Start EXTRACTED ENTRIES

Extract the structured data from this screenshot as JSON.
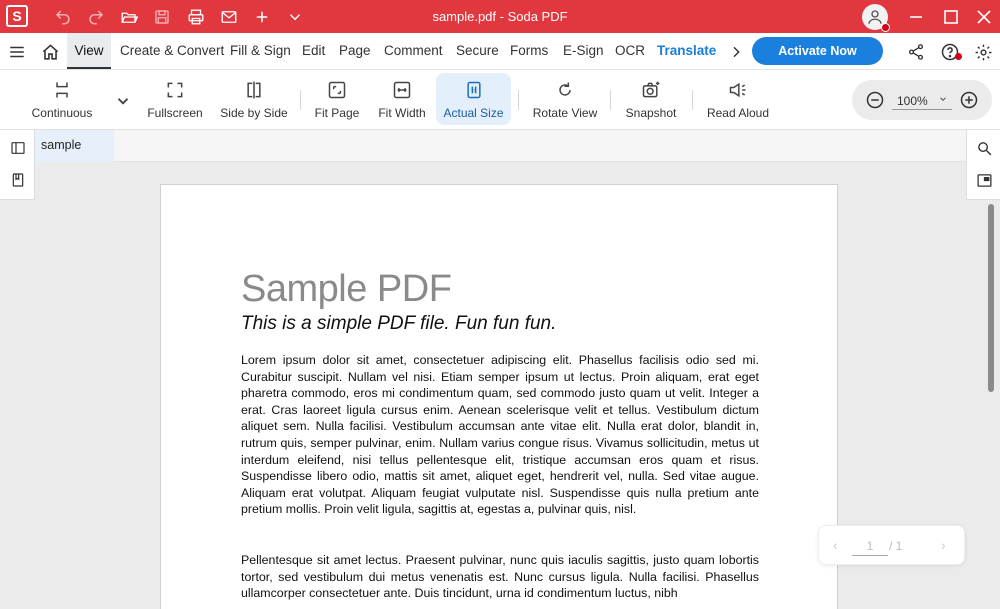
{
  "window": {
    "title": "sample.pdf  -  Soda PDF",
    "app_logo": "S"
  },
  "quick_access": [
    "undo-icon",
    "redo-icon",
    "open-folder-icon",
    "save-icon",
    "print-icon",
    "email-icon",
    "new-plus-icon",
    "chevron-down-icon"
  ],
  "menu": {
    "tabs": [
      "View",
      "Create & Convert",
      "Fill & Sign",
      "Edit",
      "Page",
      "Comment",
      "Secure",
      "Forms",
      "E-Sign",
      "OCR",
      "Translate"
    ],
    "active_tab": "View",
    "activate_label": "Activate Now"
  },
  "toolbar": {
    "tools": [
      {
        "label": "Continuous",
        "icon": "continuous-icon"
      },
      {
        "label": "Fullscreen",
        "icon": "fullscreen-icon"
      },
      {
        "label": "Side by Side",
        "icon": "side-by-side-icon"
      },
      {
        "label": "Fit Page",
        "icon": "fit-page-icon"
      },
      {
        "label": "Fit Width",
        "icon": "fit-width-icon"
      },
      {
        "label": "Actual Size",
        "icon": "actual-size-icon"
      },
      {
        "label": "Rotate View",
        "icon": "rotate-view-icon"
      },
      {
        "label": "Snapshot",
        "icon": "snapshot-icon"
      },
      {
        "label": "Read Aloud",
        "icon": "read-aloud-icon"
      }
    ],
    "active_tool": "Actual Size",
    "zoom": "100%"
  },
  "document_tab": "sample",
  "document": {
    "title": "Sample PDF",
    "subtitle": "This is a simple PDF file. Fun fun fun.",
    "paragraph1": "Lorem ipsum dolor sit amet, consectetuer adipiscing elit. Phasellus facilisis odio sed mi. Curabitur suscipit. Nullam vel nisi. Etiam semper ipsum ut lectus. Proin aliquam, erat eget pharetra commodo, eros mi condimentum quam, sed commodo justo quam ut velit. Integer a erat. Cras laoreet ligula cursus enim. Aenean scelerisque velit et tellus. Vestibulum dictum aliquet sem. Nulla facilisi. Vestibulum accumsan ante vitae elit. Nulla erat dolor, blandit in, rutrum quis, semper pulvinar, enim. Nullam varius congue risus. Vivamus sollicitudin, metus ut interdum eleifend, nisi tellus pellentesque elit, tristique accumsan eros quam et risus. Suspendisse libero odio, mattis sit amet, aliquet eget, hendrerit vel, nulla. Sed vitae augue. Aliquam erat volutpat. Aliquam feugiat vulputate nisl. Suspendisse quis nulla pretium ante pretium mollis. Proin velit ligula, sagittis at, egestas a, pulvinar quis, nisl.",
    "paragraph2": "Pellentesque sit amet lectus. Praesent pulvinar, nunc quis iaculis sagittis, justo quam lobortis tortor, sed vestibulum dui metus venenatis est. Nunc cursus ligula. Nulla facilisi. Phasellus ullamcorper consectetuer ante. Duis tincidunt, urna id condimentum luctus, nibh"
  },
  "pager": {
    "current": "1",
    "total": "/ 1"
  },
  "colors": {
    "titlebar": "#e0383e",
    "accent": "#1b7fde",
    "translate": "#1a7fd4"
  }
}
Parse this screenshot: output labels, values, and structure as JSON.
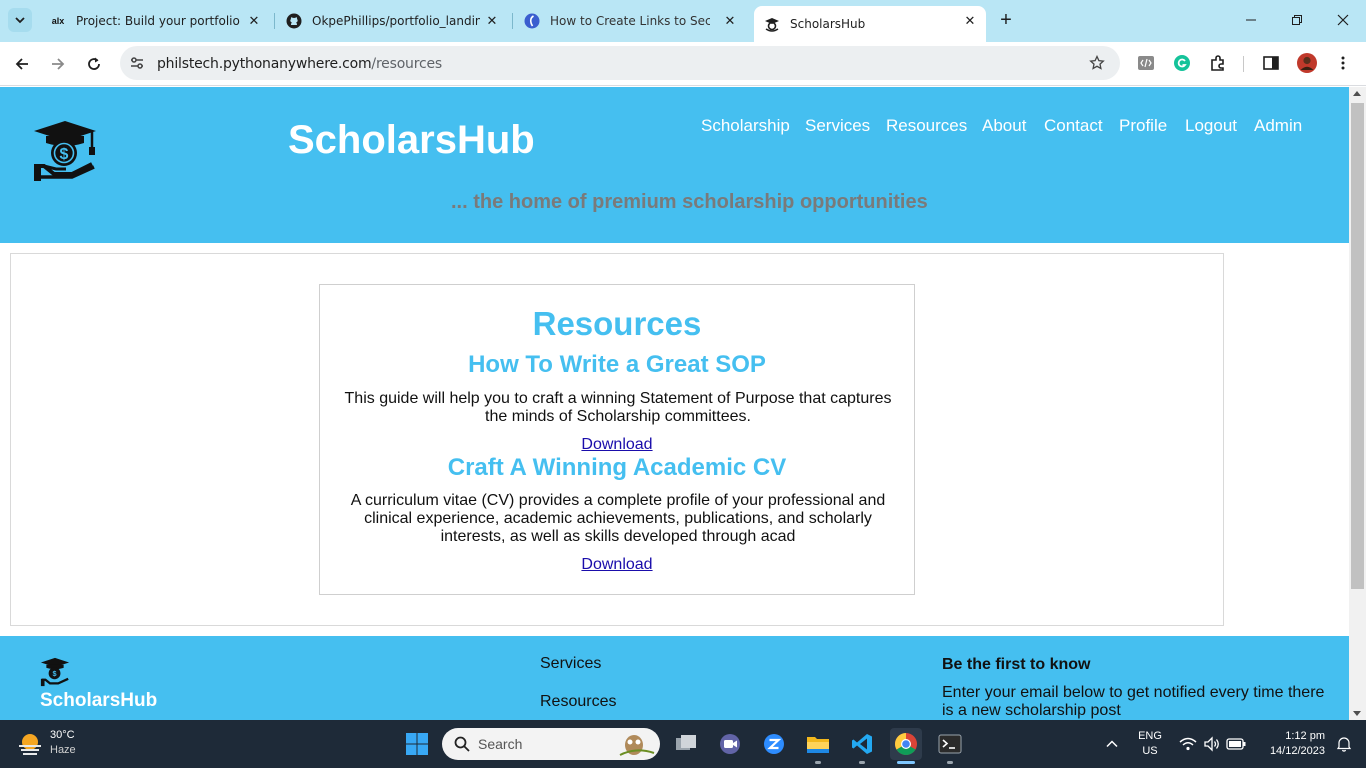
{
  "browser": {
    "tabs": [
      {
        "label": "Project: Build your portfolio pro",
        "favicon": "alx-icon"
      },
      {
        "label": "OkpePhillips/portfolio_landing_",
        "favicon": "github-icon"
      },
      {
        "label": "How to Create Links to Sections",
        "favicon": "freecodecamp-icon"
      },
      {
        "label": "ScholarsHub",
        "favicon": "scholarshub-icon",
        "active": true
      }
    ],
    "url_host": "philstech.pythonanywhere.com",
    "url_path": "/resources"
  },
  "site": {
    "brand": "ScholarsHub",
    "tagline": "... the home of premium scholarship opportunities",
    "nav": [
      "Scholarship",
      "Services",
      "Resources",
      "About",
      "Contact",
      "Profile",
      "Logout",
      "Admin"
    ],
    "colors": {
      "primary": "#45bff0",
      "tagline": "#7a7a7a",
      "link": "#1a0dab"
    }
  },
  "main": {
    "heading": "Resources",
    "resources": [
      {
        "title": "How To Write a Great SOP",
        "description": "This guide will help you to craft a winning Statement of Purpose that captures the minds of Scholarship committees.",
        "link": "Download"
      },
      {
        "title": "Craft A Winning Academic CV",
        "description": "A curriculum vitae (CV) provides a complete profile of your professional and clinical experience, academic achievements, publications, and scholarly interests, as well as skills developed through acad",
        "link": "Download"
      }
    ]
  },
  "footer": {
    "brand": "ScholarsHub",
    "links": [
      "Services",
      "Resources"
    ],
    "newsletter_heading": "Be the first to know",
    "newsletter_text": "Enter your email below to get notified every time there is a new scholarship post"
  },
  "taskbar": {
    "temperature": "30°C",
    "condition": "Haze",
    "search_label": "Search",
    "lang_line1": "ENG",
    "lang_line2": "US",
    "time": "1:12 pm",
    "date": "14/12/2023"
  }
}
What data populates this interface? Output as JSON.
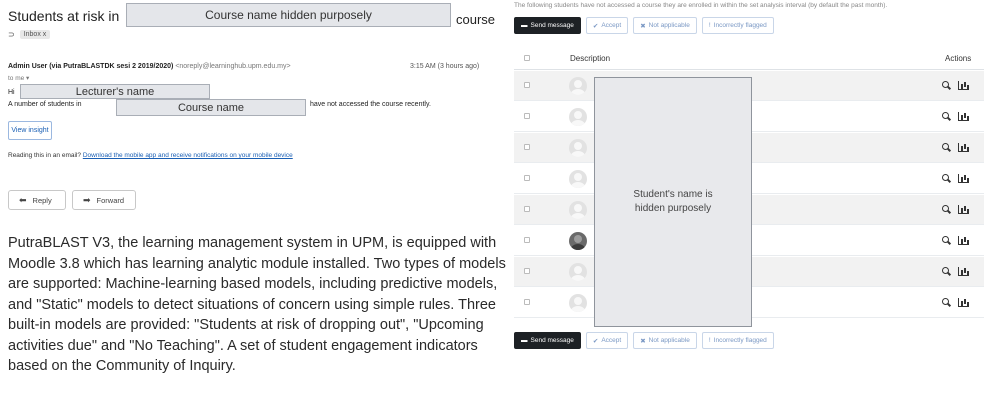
{
  "email": {
    "subject_prefix": "Students at risk in",
    "subject_hidden_note": "Course name hidden purposely",
    "subject_suffix": "course",
    "label_badge": "Inbox x",
    "sender_name": "Admin User (via PutraBLASTDK sesi 2 2019/2020)",
    "sender_address": "<noreply@learninghub.upm.edu.my>",
    "timestamp": "3:15 AM (3 hours ago)",
    "to_me": "to me ▾",
    "greeting": "Hi",
    "lecturer_hidden_note": "Lecturer's name",
    "body_prefix": "A number of students in",
    "course_hidden_note": "Course name",
    "body_suffix": "have not accessed the course recently.",
    "view_insight_label": "View insight",
    "reading_prefix": "Reading this in an email?",
    "reading_link": "Download the mobile app and receive notifications on your mobile device",
    "reply_label": "Reply",
    "forward_label": "Forward"
  },
  "paragraph": "PutraBLAST V3, the learning management system in UPM, is equipped with Moodle 3.8 which has learning analytic module installed. Two types of models are supported: Machine-learning based models, including predictive models, and \"Static\" models to detect situations of concern using simple rules. Three built-in models are provided: \"Students at risk of dropping out\", \"Upcoming activities due\" and \"No Teaching\". A set of student engagement indicators based on the Community of Inquiry.",
  "insights": {
    "intro": "The following students have not accessed a course they are enrolled in within the set analysis interval (by default the past month).",
    "toolbar": {
      "send_message": "Send message",
      "accept": "Accept",
      "not_applicable": "Not applicable",
      "incorrectly_flagged": "Incorrectly flagged"
    },
    "headers": {
      "description": "Description",
      "actions": "Actions"
    },
    "student_hidden_note": "Student's name is hidden purposely",
    "rows": [
      {
        "avatar": "default"
      },
      {
        "avatar": "default"
      },
      {
        "avatar": "default"
      },
      {
        "avatar": "default"
      },
      {
        "avatar": "default"
      },
      {
        "avatar": "photo"
      },
      {
        "avatar": "default"
      },
      {
        "avatar": "default"
      }
    ]
  },
  "icons": {
    "reply": "reply-arrow-icon",
    "forward": "forward-arrow-icon",
    "send": "speech-bubble-icon",
    "accept": "check-icon",
    "not_applicable": "x-icon",
    "incorrectly_flagged": "exclamation-icon",
    "view": "zoom-icon",
    "chart": "chart-icon"
  }
}
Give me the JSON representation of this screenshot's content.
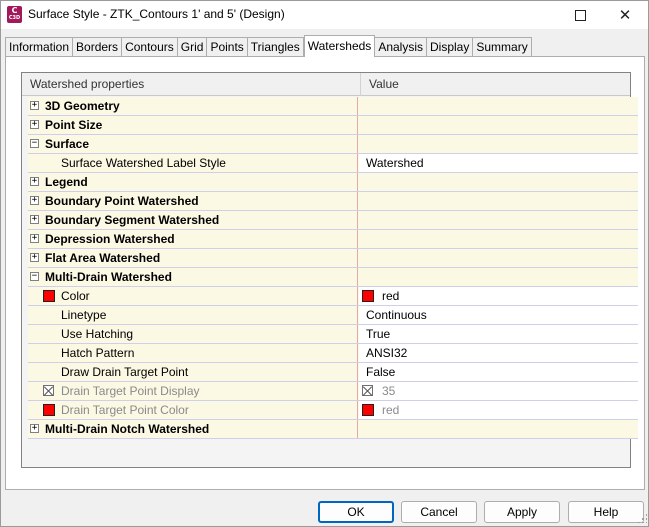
{
  "window": {
    "title": "Surface Style - ZTK_Contours 1' and 5' (Design)",
    "app_icon_letter": "C",
    "app_icon_sub": "C3D",
    "restore_glyph": "",
    "close_glyph": "✕"
  },
  "tabs": [
    {
      "label": "Information",
      "active": false
    },
    {
      "label": "Borders",
      "active": false
    },
    {
      "label": "Contours",
      "active": false
    },
    {
      "label": "Grid",
      "active": false
    },
    {
      "label": "Points",
      "active": false
    },
    {
      "label": "Triangles",
      "active": false
    },
    {
      "label": "Watersheds",
      "active": true
    },
    {
      "label": "Analysis",
      "active": false
    },
    {
      "label": "Display",
      "active": false
    },
    {
      "label": "Summary",
      "active": false
    }
  ],
  "grid": {
    "header": {
      "property": "Watershed properties",
      "value": "Value"
    },
    "rows": [
      {
        "type": "group",
        "expander": "+",
        "label": "3D Geometry",
        "value": ""
      },
      {
        "type": "group",
        "expander": "+",
        "label": "Point Size",
        "value": ""
      },
      {
        "type": "group",
        "expander": "−",
        "label": "Surface",
        "value": ""
      },
      {
        "type": "child",
        "label": "Surface Watershed Label Style",
        "value": "Watershed"
      },
      {
        "type": "group",
        "expander": "+",
        "label": "Legend",
        "value": ""
      },
      {
        "type": "group",
        "expander": "+",
        "label": "Boundary Point Watershed",
        "value": ""
      },
      {
        "type": "group",
        "expander": "+",
        "label": "Boundary Segment Watershed",
        "value": ""
      },
      {
        "type": "group",
        "expander": "+",
        "label": "Depression Watershed",
        "value": ""
      },
      {
        "type": "group",
        "expander": "+",
        "label": "Flat Area Watershed",
        "value": ""
      },
      {
        "type": "group",
        "expander": "−",
        "label": "Multi-Drain Watershed",
        "value": ""
      },
      {
        "type": "child",
        "label": "Color",
        "value": "red",
        "prop_icon": "color-swatch",
        "val_icon": "color-swatch"
      },
      {
        "type": "child",
        "label": "Linetype",
        "value": "Continuous"
      },
      {
        "type": "child",
        "label": "Use Hatching",
        "value": "True"
      },
      {
        "type": "child",
        "label": "Hatch Pattern",
        "value": "ANSI32"
      },
      {
        "type": "child",
        "label": "Draw Drain Target Point",
        "value": "False"
      },
      {
        "type": "child",
        "label": "Drain Target Point Display",
        "value": "35",
        "disabled": true,
        "prop_icon": "lock",
        "val_icon": "lock"
      },
      {
        "type": "child",
        "label": "Drain Target Point Color",
        "value": "red",
        "disabled": true,
        "prop_icon": "color-swatch",
        "val_icon": "color-swatch"
      },
      {
        "type": "group",
        "expander": "+",
        "label": "Multi-Drain Notch Watershed",
        "value": ""
      }
    ]
  },
  "buttons": {
    "ok": "OK",
    "cancel": "Cancel",
    "apply": "Apply",
    "help": "Help"
  },
  "colors": {
    "swatch_red": "#ff0000",
    "row_bg": "#fbf8e4",
    "accent": "#0067c0"
  }
}
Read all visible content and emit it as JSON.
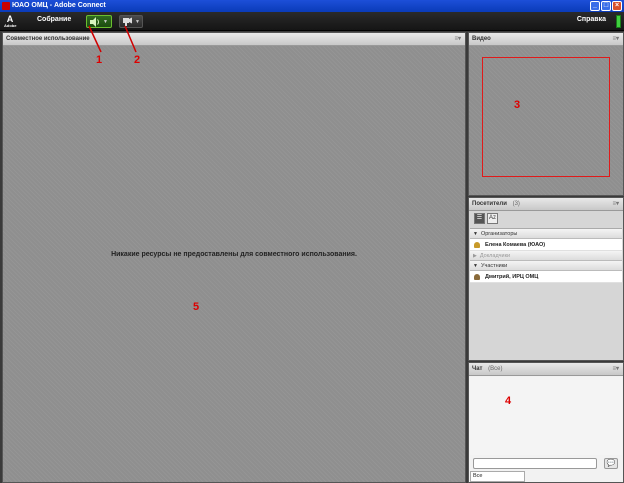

End EXTRACTED ENTRIES

- _JOB_: Only lines that contain the word "cursus" are wanted; copy each of them.

- _WRITTEN ANSWER_:
    "paragraph1": "Lorem ipsum dolor sit amet, consectetuer adipiscing elit. Phasellus facilisis odio sed mi. Curabitur suscipit. Nullam vel nisi. Etiam semper ipsum ut lectus. Proin aliquam, erat eget pharetra commodo, eros mi condimentum quam, sed commodo justo quam ut velit. Integer a erat. Cras laoreet ligula cursus enim. Aenean scelerisque velit et tellus. Vestibulum dictum aliquet sem. Nulla facilisi. Vestibulum accumsan ante vitae elit. Nulla erat dolor, blandit in, rutrum quis, semper pulvinar, enim. Nullam varius congue risus. Vivamus sollicitudin, metus ut interdum eleifend, nisi tellus pellentesque elit, tristique accumsan eros quam et risus. Suspendisse libero odio, mattis sit amet, aliquet eget, hendrerit vel, nulla. Sed vitae augue. Aliquam erat volutpat. Aliquam feugiat vulputate nisl. Suspendisse quis nulla pretium ante pretium mollis. Proin velit ligula, sagittis at, egestas a, pulvinar quis, nisl.",
    "paragraph2": "Pellentesque sit amet lectus. Praesent pulvinar, nunc quis iaculis sagittis, justo quam lobortis tortor, sed vestibulum dui metus venenatis est. Nunc cursus ligula. Nulla facilisi. Phasellus ullamcorper consectetuer ante. Duis tincidunt, urna id condimentum luctus, nibh"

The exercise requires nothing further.